- _EXERCISE DIRECTIONS_: Give the entries again exactly. Skip the pictures.

- _SUPPLIED DATA_:
════════
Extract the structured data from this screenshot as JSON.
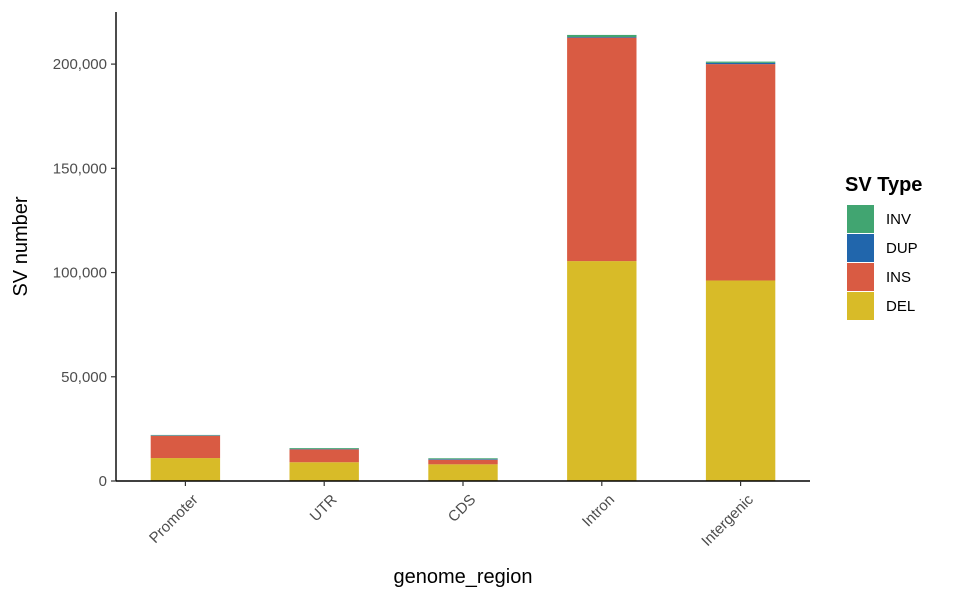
{
  "chart_data": {
    "type": "bar",
    "stacked": true,
    "categories": [
      "Promoter",
      "UTR",
      "CDS",
      "Intron",
      "Intergenic"
    ],
    "series": [
      {
        "name": "DEL",
        "color": "#D8BB28",
        "values": [
          11000,
          9000,
          8000,
          105500,
          96200
        ]
      },
      {
        "name": "INS",
        "color": "#D95B43",
        "values": [
          10700,
          6200,
          2200,
          107200,
          103800
        ]
      },
      {
        "name": "DUP",
        "color": "#2166AC",
        "values": [
          200,
          200,
          300,
          300,
          600
        ]
      },
      {
        "name": "INV",
        "color": "#41A571",
        "values": [
          200,
          400,
          400,
          1000,
          600
        ]
      }
    ],
    "xlabel": "genome_region",
    "ylabel": "SV number",
    "ylim": [
      0,
      225000
    ],
    "yticks": [
      0,
      50000,
      100000,
      150000,
      200000
    ],
    "ytick_labels": [
      "0",
      "50,000",
      "100,000",
      "150,000",
      "200,000"
    ],
    "grid": false,
    "legend": {
      "title": "SV Type",
      "position": "right",
      "entries": [
        {
          "label": "INV",
          "color": "#41A571"
        },
        {
          "label": "DUP",
          "color": "#2166AC"
        },
        {
          "label": "INS",
          "color": "#D95B43"
        },
        {
          "label": "DEL",
          "color": "#D8BB28"
        }
      ]
    }
  }
}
════════
- _ANSWER BOX_:
Extract the structured data from this screenshot as JSON.
{
  "chart_data": {
    "type": "bar",
    "stacked": true,
    "categories": [
      "Promoter",
      "UTR",
      "CDS",
      "Intron",
      "Intergenic"
    ],
    "series": [
      {
        "name": "DEL",
        "color": "#D8BB28",
        "values": [
          11000,
          9000,
          8000,
          105500,
          96200
        ]
      },
      {
        "name": "INS",
        "color": "#D95B43",
        "values": [
          10700,
          6200,
          2200,
          107200,
          103800
        ]
      },
      {
        "name": "DUP",
        "color": "#2166AC",
        "values": [
          200,
          200,
          300,
          300,
          600
        ]
      },
      {
        "name": "INV",
        "color": "#41A571",
        "values": [
          200,
          400,
          400,
          1000,
          600
        ]
      }
    ],
    "xlabel": "genome_region",
    "ylabel": "SV number",
    "ylim": [
      0,
      225000
    ],
    "yticks": [
      0,
      50000,
      100000,
      150000,
      200000
    ],
    "ytick_labels": [
      "0",
      "50,000",
      "100,000",
      "150,000",
      "200,000"
    ],
    "grid": false,
    "legend": {
      "title": "SV Type",
      "position": "right",
      "entries": [
        {
          "label": "INV",
          "color": "#41A571"
        },
        {
          "label": "DUP",
          "color": "#2166AC"
        },
        {
          "label": "INS",
          "color": "#D95B43"
        },
        {
          "label": "DEL",
          "color": "#D8BB28"
        }
      ]
    }
  }
}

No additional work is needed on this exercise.